= What you need to do =
Extract every line that contains the string "плохо".

= Task material =
━━━━━━
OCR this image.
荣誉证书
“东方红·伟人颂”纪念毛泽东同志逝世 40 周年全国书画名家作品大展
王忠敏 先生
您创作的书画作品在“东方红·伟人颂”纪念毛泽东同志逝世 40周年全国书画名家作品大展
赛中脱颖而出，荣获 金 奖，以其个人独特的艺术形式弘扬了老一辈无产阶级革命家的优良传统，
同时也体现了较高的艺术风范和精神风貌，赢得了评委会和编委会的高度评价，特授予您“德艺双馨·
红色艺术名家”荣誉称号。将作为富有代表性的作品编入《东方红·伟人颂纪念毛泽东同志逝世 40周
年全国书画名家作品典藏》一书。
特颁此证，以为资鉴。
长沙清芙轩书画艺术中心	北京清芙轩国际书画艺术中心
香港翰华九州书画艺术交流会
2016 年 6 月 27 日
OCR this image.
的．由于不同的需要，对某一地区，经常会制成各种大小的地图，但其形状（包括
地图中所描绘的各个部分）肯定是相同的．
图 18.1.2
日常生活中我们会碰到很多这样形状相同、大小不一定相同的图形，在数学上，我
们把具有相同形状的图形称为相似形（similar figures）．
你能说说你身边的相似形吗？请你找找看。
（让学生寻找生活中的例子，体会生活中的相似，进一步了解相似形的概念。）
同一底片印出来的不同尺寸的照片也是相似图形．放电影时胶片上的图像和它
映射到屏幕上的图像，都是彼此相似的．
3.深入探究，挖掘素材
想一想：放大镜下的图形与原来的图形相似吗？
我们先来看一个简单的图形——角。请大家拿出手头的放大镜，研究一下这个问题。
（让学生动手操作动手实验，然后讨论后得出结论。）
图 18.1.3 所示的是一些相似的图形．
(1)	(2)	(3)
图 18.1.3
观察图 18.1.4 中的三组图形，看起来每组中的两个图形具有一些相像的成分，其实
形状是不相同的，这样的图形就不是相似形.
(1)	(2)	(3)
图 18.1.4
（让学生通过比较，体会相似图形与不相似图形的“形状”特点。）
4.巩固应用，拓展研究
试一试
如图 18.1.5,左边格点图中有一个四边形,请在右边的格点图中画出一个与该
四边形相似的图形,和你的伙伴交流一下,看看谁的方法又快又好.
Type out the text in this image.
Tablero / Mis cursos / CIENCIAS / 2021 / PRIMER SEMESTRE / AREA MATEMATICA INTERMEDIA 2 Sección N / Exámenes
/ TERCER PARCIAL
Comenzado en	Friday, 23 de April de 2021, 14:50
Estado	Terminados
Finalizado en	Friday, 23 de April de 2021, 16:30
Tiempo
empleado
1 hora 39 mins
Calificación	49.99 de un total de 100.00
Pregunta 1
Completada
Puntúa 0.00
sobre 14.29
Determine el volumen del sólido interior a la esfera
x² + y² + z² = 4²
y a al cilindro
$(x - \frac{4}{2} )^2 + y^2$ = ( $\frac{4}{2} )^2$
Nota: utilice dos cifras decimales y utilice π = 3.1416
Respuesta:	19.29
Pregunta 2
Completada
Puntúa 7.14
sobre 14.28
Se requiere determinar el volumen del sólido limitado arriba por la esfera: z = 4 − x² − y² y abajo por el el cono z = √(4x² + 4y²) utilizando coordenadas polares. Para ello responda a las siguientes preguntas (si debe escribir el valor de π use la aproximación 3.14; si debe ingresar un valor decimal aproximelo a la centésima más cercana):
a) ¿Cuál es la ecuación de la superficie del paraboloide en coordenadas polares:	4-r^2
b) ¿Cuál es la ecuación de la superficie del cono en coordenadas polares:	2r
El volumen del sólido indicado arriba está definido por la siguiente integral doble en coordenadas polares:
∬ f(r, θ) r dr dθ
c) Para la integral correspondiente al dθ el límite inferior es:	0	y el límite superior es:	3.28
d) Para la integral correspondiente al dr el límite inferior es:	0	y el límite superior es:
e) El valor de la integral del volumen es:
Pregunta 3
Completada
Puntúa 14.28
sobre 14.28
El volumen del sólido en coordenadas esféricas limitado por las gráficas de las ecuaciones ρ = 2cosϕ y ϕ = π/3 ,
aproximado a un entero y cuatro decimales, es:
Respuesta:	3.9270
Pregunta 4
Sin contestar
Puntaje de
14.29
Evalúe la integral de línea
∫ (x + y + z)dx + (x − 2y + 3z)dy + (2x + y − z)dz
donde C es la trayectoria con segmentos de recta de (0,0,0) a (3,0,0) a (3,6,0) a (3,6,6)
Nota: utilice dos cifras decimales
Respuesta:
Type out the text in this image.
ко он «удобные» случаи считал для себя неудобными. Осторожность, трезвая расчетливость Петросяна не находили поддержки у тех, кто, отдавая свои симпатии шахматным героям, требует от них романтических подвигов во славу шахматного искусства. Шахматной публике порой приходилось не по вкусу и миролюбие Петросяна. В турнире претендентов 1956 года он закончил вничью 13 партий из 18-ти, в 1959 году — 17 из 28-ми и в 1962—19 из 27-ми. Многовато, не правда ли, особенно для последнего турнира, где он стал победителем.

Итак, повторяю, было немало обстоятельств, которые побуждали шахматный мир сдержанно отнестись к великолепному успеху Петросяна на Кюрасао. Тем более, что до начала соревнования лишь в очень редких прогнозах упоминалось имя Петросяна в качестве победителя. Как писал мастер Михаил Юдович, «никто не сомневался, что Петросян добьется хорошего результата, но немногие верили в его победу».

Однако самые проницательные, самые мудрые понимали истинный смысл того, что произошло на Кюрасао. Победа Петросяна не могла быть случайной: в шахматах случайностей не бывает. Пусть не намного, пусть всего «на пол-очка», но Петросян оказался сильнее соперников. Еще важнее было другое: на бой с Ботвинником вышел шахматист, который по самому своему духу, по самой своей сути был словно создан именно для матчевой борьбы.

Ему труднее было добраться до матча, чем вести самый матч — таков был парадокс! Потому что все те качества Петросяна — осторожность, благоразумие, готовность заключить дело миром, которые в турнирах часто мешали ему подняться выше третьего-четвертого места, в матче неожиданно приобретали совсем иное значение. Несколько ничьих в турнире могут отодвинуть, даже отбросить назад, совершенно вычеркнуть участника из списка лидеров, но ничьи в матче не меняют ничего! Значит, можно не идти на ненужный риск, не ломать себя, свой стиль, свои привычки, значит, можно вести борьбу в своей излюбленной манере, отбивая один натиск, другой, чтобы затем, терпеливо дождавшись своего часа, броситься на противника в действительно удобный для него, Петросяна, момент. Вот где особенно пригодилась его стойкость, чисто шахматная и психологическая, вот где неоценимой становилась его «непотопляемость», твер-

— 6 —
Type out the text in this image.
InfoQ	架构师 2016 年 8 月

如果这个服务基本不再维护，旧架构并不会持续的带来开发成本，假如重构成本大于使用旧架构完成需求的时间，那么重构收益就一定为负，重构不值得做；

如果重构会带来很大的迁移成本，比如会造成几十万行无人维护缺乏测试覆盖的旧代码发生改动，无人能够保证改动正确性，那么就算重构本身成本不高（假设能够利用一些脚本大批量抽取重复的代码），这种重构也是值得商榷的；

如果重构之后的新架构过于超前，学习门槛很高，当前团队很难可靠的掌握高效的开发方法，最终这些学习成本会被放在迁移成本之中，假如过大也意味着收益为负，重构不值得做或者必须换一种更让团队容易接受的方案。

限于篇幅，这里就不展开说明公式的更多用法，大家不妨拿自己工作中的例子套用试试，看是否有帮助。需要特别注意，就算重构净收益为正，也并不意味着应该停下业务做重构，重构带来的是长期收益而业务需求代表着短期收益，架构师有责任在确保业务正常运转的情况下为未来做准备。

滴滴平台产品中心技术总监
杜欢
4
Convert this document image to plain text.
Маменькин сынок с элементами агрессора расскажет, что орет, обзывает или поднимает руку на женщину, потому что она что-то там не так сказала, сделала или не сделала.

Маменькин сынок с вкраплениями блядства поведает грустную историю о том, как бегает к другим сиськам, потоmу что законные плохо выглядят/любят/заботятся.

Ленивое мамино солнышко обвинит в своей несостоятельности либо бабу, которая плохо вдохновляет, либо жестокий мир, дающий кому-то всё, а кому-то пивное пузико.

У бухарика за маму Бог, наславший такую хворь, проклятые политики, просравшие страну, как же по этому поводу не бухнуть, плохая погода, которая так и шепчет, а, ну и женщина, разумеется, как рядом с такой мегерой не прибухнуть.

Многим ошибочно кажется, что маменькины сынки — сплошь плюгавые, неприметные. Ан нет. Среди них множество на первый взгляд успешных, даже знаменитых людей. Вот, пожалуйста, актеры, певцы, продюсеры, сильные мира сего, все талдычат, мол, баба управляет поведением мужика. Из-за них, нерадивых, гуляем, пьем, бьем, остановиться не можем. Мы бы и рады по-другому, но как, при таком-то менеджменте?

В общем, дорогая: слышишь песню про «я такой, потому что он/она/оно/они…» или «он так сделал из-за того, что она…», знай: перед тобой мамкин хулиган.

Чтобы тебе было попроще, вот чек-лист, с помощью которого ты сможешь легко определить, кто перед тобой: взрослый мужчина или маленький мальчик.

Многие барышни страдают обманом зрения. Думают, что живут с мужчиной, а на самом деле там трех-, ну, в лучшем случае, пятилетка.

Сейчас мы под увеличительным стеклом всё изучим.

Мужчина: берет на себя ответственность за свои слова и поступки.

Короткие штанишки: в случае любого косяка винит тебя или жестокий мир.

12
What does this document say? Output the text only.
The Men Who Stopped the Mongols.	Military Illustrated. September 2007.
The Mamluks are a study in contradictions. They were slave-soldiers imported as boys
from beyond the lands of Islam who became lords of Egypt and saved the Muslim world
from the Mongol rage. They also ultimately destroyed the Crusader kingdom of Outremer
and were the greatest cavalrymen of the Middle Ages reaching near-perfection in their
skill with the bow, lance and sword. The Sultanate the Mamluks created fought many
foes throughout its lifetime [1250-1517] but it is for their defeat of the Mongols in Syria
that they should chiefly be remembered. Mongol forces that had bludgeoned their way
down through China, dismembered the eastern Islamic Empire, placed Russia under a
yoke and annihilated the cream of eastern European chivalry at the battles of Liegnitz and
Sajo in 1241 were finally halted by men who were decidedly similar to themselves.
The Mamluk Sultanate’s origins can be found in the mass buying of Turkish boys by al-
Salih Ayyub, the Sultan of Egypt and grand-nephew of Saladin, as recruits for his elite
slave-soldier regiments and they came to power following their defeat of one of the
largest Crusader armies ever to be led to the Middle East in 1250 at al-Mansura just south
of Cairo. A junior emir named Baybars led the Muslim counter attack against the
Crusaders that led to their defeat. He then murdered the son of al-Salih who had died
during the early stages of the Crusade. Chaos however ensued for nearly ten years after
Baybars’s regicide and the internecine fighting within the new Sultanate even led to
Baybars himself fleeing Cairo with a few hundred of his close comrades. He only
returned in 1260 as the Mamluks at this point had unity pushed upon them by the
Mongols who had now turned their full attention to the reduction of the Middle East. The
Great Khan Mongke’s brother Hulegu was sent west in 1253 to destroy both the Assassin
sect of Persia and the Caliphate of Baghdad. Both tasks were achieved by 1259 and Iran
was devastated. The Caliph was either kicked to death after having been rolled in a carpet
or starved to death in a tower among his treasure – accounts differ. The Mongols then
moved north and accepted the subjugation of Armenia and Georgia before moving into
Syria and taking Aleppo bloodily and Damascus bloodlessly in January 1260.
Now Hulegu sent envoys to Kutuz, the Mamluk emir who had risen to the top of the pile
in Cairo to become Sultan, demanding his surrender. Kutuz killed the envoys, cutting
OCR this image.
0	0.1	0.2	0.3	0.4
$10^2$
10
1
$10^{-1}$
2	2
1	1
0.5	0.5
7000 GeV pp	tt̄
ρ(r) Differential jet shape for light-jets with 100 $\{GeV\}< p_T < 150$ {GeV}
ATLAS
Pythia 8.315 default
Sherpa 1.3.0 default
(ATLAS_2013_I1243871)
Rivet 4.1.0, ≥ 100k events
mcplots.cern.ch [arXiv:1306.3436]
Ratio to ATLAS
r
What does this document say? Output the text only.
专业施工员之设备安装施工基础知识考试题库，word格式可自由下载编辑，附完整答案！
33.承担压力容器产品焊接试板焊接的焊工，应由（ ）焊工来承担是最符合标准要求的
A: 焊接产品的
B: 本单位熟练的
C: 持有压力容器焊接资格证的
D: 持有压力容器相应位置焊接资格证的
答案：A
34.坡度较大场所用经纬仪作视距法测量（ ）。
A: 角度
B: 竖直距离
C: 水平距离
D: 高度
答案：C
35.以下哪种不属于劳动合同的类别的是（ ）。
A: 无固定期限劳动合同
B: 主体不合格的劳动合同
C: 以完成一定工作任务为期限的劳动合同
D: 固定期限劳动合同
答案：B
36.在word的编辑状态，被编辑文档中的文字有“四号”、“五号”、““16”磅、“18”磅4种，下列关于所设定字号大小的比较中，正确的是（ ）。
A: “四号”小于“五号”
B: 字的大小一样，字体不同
━━━━━━
= Expected output =
Маменькин сынок с вкраплениями блядства поведает грустную историю о том, как бегает к другим сиськам, потоmу что законные плохо выглядят/любят/заботятся.
Ленивое мамино солнышко обвинит в своей несостоятельности либо бабу, которая плохо вдохновляет, либо жестокий мир, дающий кому-то всё, а кому-то пивное пузико.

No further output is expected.